- _TASK DESCRIPTION_
Copy out the parliamentary speech on trade preferences and human rights below, word for word and in full.

- _PASSAGE PROVIDED_
-------

My Lords, I congratulate the noble Lord, Lord Lansley, on his presentation. He has second-guessed that I would want to speak about the implications of the amendment for countries in Africa. I agree with him that the amendment is important. It provides for the Secretary of State, on being satisfied that a developing or least developed country has committed human rights abuses, to remove it from the trade preference scheme. Specifically, with regard to preferential trade agreements for developing countries, at Second Reading of the Bill in the other place, the Secretary of State for International Trade, Liz Truss MP, said:
“Fundamentally, free trade is humanitarian and we will maintain preferential margins for developing countries, helping businesses lift millions out of poverty. As a Government, we have committed to going further than the EU has in terms of trade for development”.—[Official Report, Commons, 20/5/20; col. 613.]
It is perhaps inevitably the case that the most extreme examples of state-sponsored human rights abuse tend to occur in least developed countries—not all but an awful lot—particularly where state institutions and governance are weak or non-existent. The African continent as a whole received close to £2.5 billion in ODA from the UK in 2018-19, thereby helping to address a wide range of poverty, development and human rights issues, and to tackle them head on. I shall give three examples of horrendous difficulties faced as a result of human rights abuse.

-------

- _Dataset records_

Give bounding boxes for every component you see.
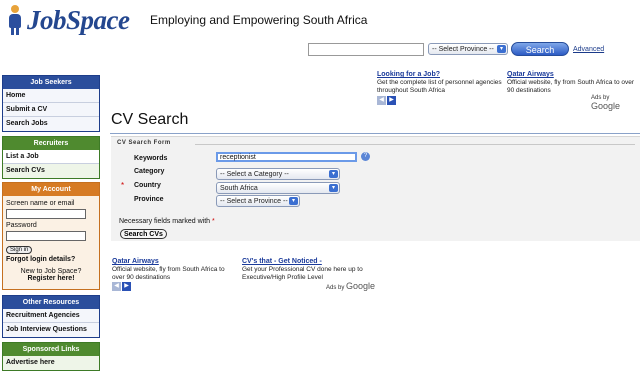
sidebar-item-search-cvs[interactable]: Search CVs bbox=[3, 164, 99, 178]
required-note-mark: * bbox=[211, 218, 215, 225]
sponsored-links-box: Sponsored Links Advertise here bbox=[2, 342, 100, 371]
top-province-select-value: -- Select Province -- bbox=[432, 45, 494, 53]
new-user-prompt: New to Job Space? bbox=[20, 268, 82, 275]
ads-by-label: Ads by bbox=[326, 285, 345, 291]
ad-bottom-1-text: Official website, fly from South Africa … bbox=[112, 266, 225, 281]
recruiters-heading: Recruiters bbox=[3, 137, 99, 150]
person-icon bbox=[6, 5, 24, 35]
top-search-button[interactable]: Search bbox=[511, 42, 569, 56]
cv-search-form: CV Search Form Keywords receptionist ? C… bbox=[111, 136, 640, 241]
logo-text: JobSpace bbox=[27, 4, 130, 35]
register-link[interactable]: Register here! bbox=[6, 275, 96, 282]
sidebar-item-submit-cv[interactable]: Submit a CV bbox=[3, 103, 99, 117]
search-cvs-button[interactable]: Search CVs bbox=[120, 229, 167, 239]
next-arrow-icon[interactable]: ▶ bbox=[387, 96, 396, 105]
ads-by-google-top[interactable]: Ads by Google bbox=[591, 95, 640, 111]
required-note-text: Necessary fields marked with bbox=[119, 218, 211, 225]
ad-top-2-title[interactable]: Qatar Airways bbox=[507, 71, 637, 79]
jobspace-logo[interactable]: JobSpace bbox=[6, 4, 130, 36]
other-resources-heading: Other Resources bbox=[3, 296, 99, 309]
sidebar-item-search-jobs[interactable]: Search Jobs bbox=[3, 117, 99, 131]
tagline: Employing and Empowering South Africa bbox=[150, 13, 368, 27]
password-input[interactable] bbox=[6, 231, 86, 241]
page-title: CV Search bbox=[111, 111, 189, 128]
country-select-value: South Africa bbox=[220, 184, 258, 192]
username-label: Screen name or email bbox=[6, 200, 75, 207]
sidebar-item-recruitment-agencies[interactable]: Recruitment Agencies bbox=[3, 309, 99, 323]
ad-bottom-1-title[interactable]: Qatar Airways bbox=[112, 258, 237, 266]
ad-top-pager: ◀ ▶ bbox=[377, 96, 397, 105]
ad-bottom-2-title[interactable]: CV's that - Get Noticed - bbox=[242, 258, 372, 266]
sidebar-item-advertise[interactable]: Advertise here bbox=[3, 356, 99, 370]
username-input[interactable] bbox=[6, 209, 86, 219]
country-label: Country bbox=[134, 182, 161, 189]
required-note: Necessary fields marked with * bbox=[119, 218, 215, 225]
ad-top-1-title[interactable]: Looking for a Job? bbox=[377, 71, 503, 79]
dropdown-arrow-icon: ▾ bbox=[329, 170, 338, 178]
form-title: CV Search Form bbox=[117, 140, 171, 146]
ad-bottom-2: CV's that - Get Noticed - Get your Profe… bbox=[242, 258, 372, 282]
sidebar-item-home[interactable]: Home bbox=[3, 89, 99, 103]
job-seekers-box: Job Seekers Home Submit a CV Search Jobs bbox=[2, 75, 100, 132]
ad-bottom-2-text: Get your Professional CV done here up to… bbox=[242, 266, 363, 281]
my-account-heading: My Account bbox=[3, 183, 99, 196]
google-brand: Google bbox=[591, 101, 621, 111]
keywords-label: Keywords bbox=[134, 155, 168, 162]
country-select[interactable]: South Africa ▾ bbox=[216, 182, 340, 194]
ad-bottom-1: Qatar Airways Official website, fly from… bbox=[112, 258, 237, 282]
dropdown-arrow-icon: ▾ bbox=[329, 184, 338, 192]
ads-by-google-bottom[interactable]: Ads by Google bbox=[326, 281, 375, 291]
province-select[interactable]: -- Select a Province -- ▾ bbox=[216, 195, 300, 207]
prev-arrow-icon[interactable]: ◀ bbox=[112, 282, 121, 291]
password-label: Password bbox=[6, 222, 37, 229]
advanced-search-link[interactable]: Advanced bbox=[573, 46, 604, 53]
dropdown-arrow-icon: ▾ bbox=[497, 45, 506, 53]
help-icon[interactable]: ? bbox=[361, 152, 370, 161]
dropdown-arrow-icon: ▾ bbox=[289, 197, 298, 205]
other-resources-box: Other Resources Recruitment Agencies Job… bbox=[2, 295, 100, 338]
ad-top-1-text: Get the complete list of personnel agenc… bbox=[377, 79, 502, 94]
my-account-box: My Account Screen name or email Password… bbox=[2, 182, 100, 290]
category-select-value: -- Select a Category -- bbox=[220, 170, 289, 178]
job-seekers-heading: Job Seekers bbox=[3, 76, 99, 89]
next-arrow-icon[interactable]: ▶ bbox=[122, 282, 131, 291]
sponsored-links-heading: Sponsored Links bbox=[3, 343, 99, 356]
category-label: Category bbox=[134, 168, 165, 175]
province-select-value: -- Select a Province -- bbox=[220, 197, 288, 205]
sign-in-button[interactable]: Sign in bbox=[6, 246, 33, 254]
province-label: Province bbox=[134, 196, 164, 203]
top-search-input[interactable] bbox=[308, 42, 424, 56]
prev-arrow-icon[interactable]: ◀ bbox=[377, 96, 386, 105]
required-marker: * bbox=[121, 181, 125, 190]
forgot-login-link[interactable]: Forgot login details? bbox=[6, 256, 96, 263]
google-brand: Google bbox=[346, 281, 376, 291]
title-divider bbox=[110, 133, 640, 134]
ad-top-2: Qatar Airways Official website, fly from… bbox=[507, 71, 637, 95]
ad-top-1: Looking for a Job? Get the complete list… bbox=[377, 71, 503, 95]
ad-top-2-text: Official website, fly from South Africa … bbox=[507, 79, 635, 94]
top-search-bar: -- Select Province -- ▾ Search Advanced bbox=[308, 42, 604, 56]
sidebar-item-list-job[interactable]: List a Job bbox=[3, 150, 99, 164]
recruiters-box: Recruiters List a Job Search CVs bbox=[2, 136, 100, 179]
ad-bottom-pager: ◀ ▶ bbox=[112, 282, 132, 291]
form-title-divider bbox=[195, 144, 635, 145]
top-province-select[interactable]: -- Select Province -- ▾ bbox=[428, 43, 508, 55]
keywords-input[interactable]: receptionist bbox=[216, 152, 357, 162]
sidebar-item-interview-questions[interactable]: Job Interview Questions bbox=[3, 323, 99, 337]
category-select[interactable]: -- Select a Category -- ▾ bbox=[216, 168, 340, 180]
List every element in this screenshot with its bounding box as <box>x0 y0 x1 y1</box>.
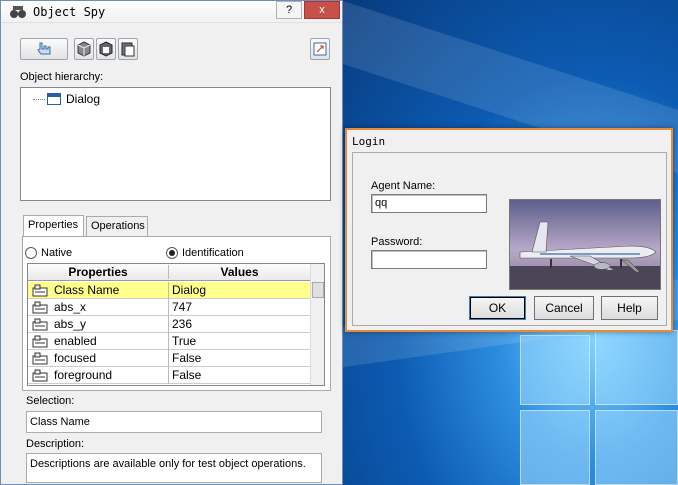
property-icon <box>32 318 48 331</box>
property-icon <box>32 335 48 348</box>
property-value: 236 <box>172 317 193 331</box>
radio-identification-indicator[interactable] <box>166 247 178 259</box>
property-value: False <box>172 368 202 382</box>
description-field[interactable]: Descriptions are available only for test… <box>26 453 322 483</box>
login-client-area: Agent Name: qq Password: OK Cancel Help <box>352 152 667 326</box>
property-icon <box>32 352 48 365</box>
object-hierarchy-label: Object hierarchy: <box>20 71 104 83</box>
password-input[interactable] <box>371 250 487 269</box>
object-cube-doc-icon <box>121 42 135 57</box>
object-cube-icon <box>77 41 91 57</box>
copy-identification-button[interactable] <box>118 38 138 60</box>
property-value: 747 <box>172 300 193 314</box>
cancel-button[interactable]: Cancel <box>534 296 594 320</box>
password-label: Password: <box>371 236 423 248</box>
radio-identification-label: Identification <box>182 247 244 259</box>
point-and-click-button[interactable] <box>20 38 68 60</box>
help-caption-button[interactable]: ? <box>276 1 302 19</box>
agent-name-input[interactable]: qq <box>371 194 487 213</box>
keep-on-top-button[interactable] <box>310 38 330 60</box>
property-icon <box>32 301 48 314</box>
highlight-object-button[interactable] <box>74 38 94 60</box>
column-header-values[interactable]: Values <box>168 265 310 279</box>
object-hierarchy-tree[interactable]: Dialog <box>20 87 331 201</box>
description-label: Description: <box>26 438 85 450</box>
table-row[interactable]: focused False <box>28 350 310 367</box>
grid-header: Properties Values <box>28 264 310 281</box>
table-row[interactable]: foreground False <box>28 367 310 384</box>
property-name: abs_x <box>54 300 87 314</box>
tree-node-label: Dialog <box>66 92 101 106</box>
property-value: True <box>172 334 197 348</box>
close-caption-button[interactable]: x <box>304 1 340 19</box>
properties-grid[interactable]: Properties Values Class Name Dialog abs_… <box>27 263 325 386</box>
agent-name-label: Agent Name: <box>371 180 436 192</box>
property-value: False <box>172 351 202 365</box>
object-spy-window: Object Spy ? x Object hierarchy: Dialog <box>0 0 343 485</box>
window-title: Object Spy <box>33 5 106 19</box>
table-row[interactable]: Class Name Dialog <box>28 282 310 299</box>
scrollbar-thumb[interactable] <box>312 282 324 298</box>
selection-field[interactable]: Class Name <box>26 411 322 433</box>
table-row[interactable]: abs_x 747 <box>28 299 310 316</box>
table-row[interactable]: enabled True <box>28 333 310 350</box>
column-header-properties[interactable]: Properties <box>28 265 168 279</box>
property-name: focused <box>54 351 97 365</box>
radio-native-indicator[interactable] <box>25 247 37 259</box>
hand-pointer-icon <box>37 42 51 55</box>
table-row[interactable]: abs_y 236 <box>28 316 310 333</box>
help-button[interactable]: Help <box>601 296 658 320</box>
property-name: foreground <box>54 368 113 382</box>
dialog-node-icon <box>47 93 61 105</box>
grid-scrollbar[interactable] <box>310 264 324 385</box>
property-name: Class Name <box>54 283 120 297</box>
login-title: Login <box>352 135 386 148</box>
property-name: abs_y <box>54 317 87 331</box>
tab-operations[interactable]: Operations <box>86 216 148 236</box>
property-value: Dialog <box>172 283 207 297</box>
property-icon <box>32 369 48 382</box>
title-bar[interactable]: Object Spy ? x <box>1 1 342 23</box>
property-name: enabled <box>54 334 97 348</box>
selection-label: Selection: <box>26 395 75 407</box>
property-icon <box>32 284 48 297</box>
login-dialog: Login Agent Name: qq Password: OK Cancel… <box>345 128 673 332</box>
airplane-image <box>509 199 661 290</box>
pin-window-icon <box>313 42 327 56</box>
ok-button[interactable]: OK <box>469 296 526 320</box>
tab-properties[interactable]: Properties <box>23 215 84 237</box>
tree-node-dialog[interactable]: Dialog <box>33 91 100 107</box>
spy-glasses-icon <box>10 6 26 18</box>
add-to-repository-button[interactable] <box>96 38 116 60</box>
radio-identification[interactable]: Identification <box>166 247 244 259</box>
radio-native[interactable]: Native <box>25 247 72 259</box>
radio-native-label: Native <box>41 247 73 259</box>
object-cube-plus-icon <box>99 41 113 57</box>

-------

- _SOLUTION TO THIS EXERCISE_
My Lords, I congratulate the noble Lord, Lord Lansley, on his presentation. He has second-guessed that I would want to speak about the implications of the amendment for countries in Africa. I agree with him that the amendment is important. It provides for the Secretary of State, on being satisfied that a developing or least developed country has committed human rights abuses, to remove it from the trade preference scheme. Specifically, with regard to preferential trade agreements for developing countries, at Second Reading of the Bill in the other place, the Secretary of State for International Trade, Liz Truss MP, said:
“Fundamentally, free trade is humanitarian and we will maintain preferential margins for developing countries, helping businesses lift millions out of poverty. As a Government, we have committed to going further than the EU has in terms of trade for development”.—[Official Report, Commons, 20/5/20; col. 613.]
It is perhaps inevitably the case that the most extreme examples of state-sponsored human rights abuse tend to occur in least developed countries—not all but an awful lot—particularly where state institutions and governance are weak or non-existent. The African continent as a whole received close to £2.5 billion in ODA from the UK in 2018-19, thereby helping to address a wide range of poverty, development and human rights issues, and to tackle them head on. I shall give three examples of horrendous difficulties faced as a result of human rights abuse.